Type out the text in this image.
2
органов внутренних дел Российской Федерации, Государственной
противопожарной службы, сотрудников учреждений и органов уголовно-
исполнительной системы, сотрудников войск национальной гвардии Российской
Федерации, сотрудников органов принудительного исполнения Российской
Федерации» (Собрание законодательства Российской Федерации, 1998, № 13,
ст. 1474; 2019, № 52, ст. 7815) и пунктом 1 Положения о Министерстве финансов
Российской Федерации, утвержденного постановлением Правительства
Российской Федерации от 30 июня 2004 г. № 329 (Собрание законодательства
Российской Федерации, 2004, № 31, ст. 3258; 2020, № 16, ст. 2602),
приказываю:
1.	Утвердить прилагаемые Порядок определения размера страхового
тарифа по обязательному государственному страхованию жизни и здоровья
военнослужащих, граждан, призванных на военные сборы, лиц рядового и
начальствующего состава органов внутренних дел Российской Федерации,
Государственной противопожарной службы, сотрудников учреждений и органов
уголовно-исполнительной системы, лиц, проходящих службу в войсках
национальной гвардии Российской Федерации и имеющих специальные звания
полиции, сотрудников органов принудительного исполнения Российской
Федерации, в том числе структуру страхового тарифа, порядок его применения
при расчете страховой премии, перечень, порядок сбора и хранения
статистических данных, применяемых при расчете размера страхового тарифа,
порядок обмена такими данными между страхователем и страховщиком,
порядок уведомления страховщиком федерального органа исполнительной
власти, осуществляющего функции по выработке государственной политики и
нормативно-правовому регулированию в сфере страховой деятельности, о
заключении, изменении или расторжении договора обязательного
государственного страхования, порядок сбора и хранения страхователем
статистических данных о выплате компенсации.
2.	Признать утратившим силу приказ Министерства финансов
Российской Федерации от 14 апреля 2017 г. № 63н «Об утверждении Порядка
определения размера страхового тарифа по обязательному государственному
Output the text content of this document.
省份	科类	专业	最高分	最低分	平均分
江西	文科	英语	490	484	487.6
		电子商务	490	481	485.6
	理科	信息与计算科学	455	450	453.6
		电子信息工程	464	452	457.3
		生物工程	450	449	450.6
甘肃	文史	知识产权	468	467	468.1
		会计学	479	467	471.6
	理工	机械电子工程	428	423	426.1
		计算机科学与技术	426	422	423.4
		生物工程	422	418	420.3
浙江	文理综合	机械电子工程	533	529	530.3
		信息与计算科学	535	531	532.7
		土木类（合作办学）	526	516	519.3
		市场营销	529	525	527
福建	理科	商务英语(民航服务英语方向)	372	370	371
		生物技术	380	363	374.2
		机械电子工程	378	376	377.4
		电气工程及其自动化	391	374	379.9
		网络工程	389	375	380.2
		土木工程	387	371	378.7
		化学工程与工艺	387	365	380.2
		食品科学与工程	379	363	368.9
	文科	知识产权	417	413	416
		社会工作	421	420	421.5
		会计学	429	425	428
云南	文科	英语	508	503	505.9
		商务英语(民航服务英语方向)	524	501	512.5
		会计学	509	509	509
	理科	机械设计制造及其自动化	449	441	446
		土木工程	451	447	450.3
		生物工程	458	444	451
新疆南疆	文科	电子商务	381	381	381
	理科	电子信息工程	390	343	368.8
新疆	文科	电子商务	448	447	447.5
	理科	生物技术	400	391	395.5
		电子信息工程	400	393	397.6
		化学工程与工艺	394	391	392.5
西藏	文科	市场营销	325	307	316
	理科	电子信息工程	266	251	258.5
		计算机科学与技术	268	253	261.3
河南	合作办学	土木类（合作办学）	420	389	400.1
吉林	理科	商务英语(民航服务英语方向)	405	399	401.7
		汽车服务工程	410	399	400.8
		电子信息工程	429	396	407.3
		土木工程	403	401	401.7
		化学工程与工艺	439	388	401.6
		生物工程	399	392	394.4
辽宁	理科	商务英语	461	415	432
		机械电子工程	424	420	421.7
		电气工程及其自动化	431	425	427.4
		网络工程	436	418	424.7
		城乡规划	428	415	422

------------------------

> **Task objective**: Your task is to retype all of the records exactly.

> **Result for this task**:
Type out the text in this image.
2
органов внутренних дел Российской Федерации, Государственной
противопожарной службы, сотрудников учреждений и органов уголовно-
исполнительной системы, сотрудников войск национальной гвардии Российской
Федерации, сотрудников органов принудительного исполнения Российской
Федерации» (Собрание законодательства Российской Федерации, 1998, № 13,
ст. 1474; 2019, № 52, ст. 7815) и пунктом 1 Положения о Министерстве финансов
Российской Федерации, утвержденного постановлением Правительства
Российской Федерации от 30 июня 2004 г. № 329 (Собрание законодательства
Российской Федерации, 2004, № 31, ст. 3258; 2020, № 16, ст. 2602),
приказываю:
1.	Утвердить прилагаемые Порядок определения размера страхового
тарифа по обязательному государственному страхованию жизни и здоровья
военнослужащих, граждан, призванных на военные сборы, лиц рядового и
начальствующего состава органов внутренних дел Российской Федерации,
Государственной противопожарной службы, сотрудников учреждений и органов
уголовно-исполнительной системы, лиц, проходящих службу в войсках
национальной гвардии Российской Федерации и имеющих специальные звания
полиции, сотрудников органов принудительного исполнения Российской
Федерации, в том числе структуру страхового тарифа, порядок его применения
при расчете страховой премии, перечень, порядок сбора и хранения
статистических данных, применяемых при расчете размера страхового тарифа,
порядок обмена такими данными между страхователем и страховщиком,
порядок уведомления страховщиком федерального органа исполнительной
власти, осуществляющего функции по выработке государственной политики и
нормативно-правовому регулированию в сфере страховой деятельности, о
заключении, изменении или расторжении договора обязательного
государственного страхования, порядок сбора и хранения страхователем
статистических данных о выплате компенсации.
2.	Признать утратившим силу приказ Министерства финансов
Российской Федерации от 14 апреля 2017 г. № 63н «Об утверждении Порядка
определения размера страхового тарифа по обязательному государственному
Output the text content of this document.
省份	科类	专业	最高分	最低分	平均分
江西	文科	英语	490	484	487.6
		电子商务	490	481	485.6
	理科	信息与计算科学	455	450	453.6
		电子信息工程	464	452	457.3
		生物工程	450	449	450.6
甘肃	文史	知识产权	468	467	468.1
		会计学	479	467	471.6
	理工	机械电子工程	428	423	426.1
		计算机科学与技术	426	422	423.4
		生物工程	422	418	420.3
浙江	文理综合	机械电子工程	533	529	530.3
		信息与计算科学	535	531	532.7
		土木类（合作办学）	526	516	519.3
		市场营销	529	525	527
福建	理科	商务英语(民航服务英语方向)	372	370	371
		生物技术	380	363	374.2
		机械电子工程	378	376	377.4
		电气工程及其自动化	391	374	379.9
		网络工程	389	375	380.2
		土木工程	387	371	378.7
		化学工程与工艺	387	365	380.2
		食品科学与工程	379	363	368.9
	文科	知识产权	417	413	416
		社会工作	421	420	421.5
		会计学	429	425	428
云南	文科	英语	508	503	505.9
		商务英语(民航服务英语方向)	524	501	512.5
		会计学	509	509	509
	理科	机械设计制造及其自动化	449	441	446
		土木工程	451	447	450.3
		生物工程	458	444	451
新疆南疆	文科	电子商务	381	381	381
	理科	电子信息工程	390	343	368.8
新疆	文科	电子商务	448	447	447.5
	理科	生物技术	400	391	395.5
		电子信息工程	400	393	397.6
		化学工程与工艺	394	391	392.5
西藏	文科	市场营销	325	307	316
	理科	电子信息工程	266	251	258.5
		计算机科学与技术	268	253	261.3
河南	合作办学	土木类（合作办学）	420	389	400.1
吉林	理科	商务英语(民航服务英语方向)	405	399	401.7
		汽车服务工程	410	399	400.8
		电子信息工程	429	396	407.3
		土木工程	403	401	401.7
		化学工程与工艺	439	388	401.6
		生物工程	399	392	394.4
辽宁	理科	商务英语	461	415	432
		机械电子工程	424	420	421.7
		电气工程及其自动化	431	425	427.4
		网络工程	436	418	424.7
		城乡规划	428	415	422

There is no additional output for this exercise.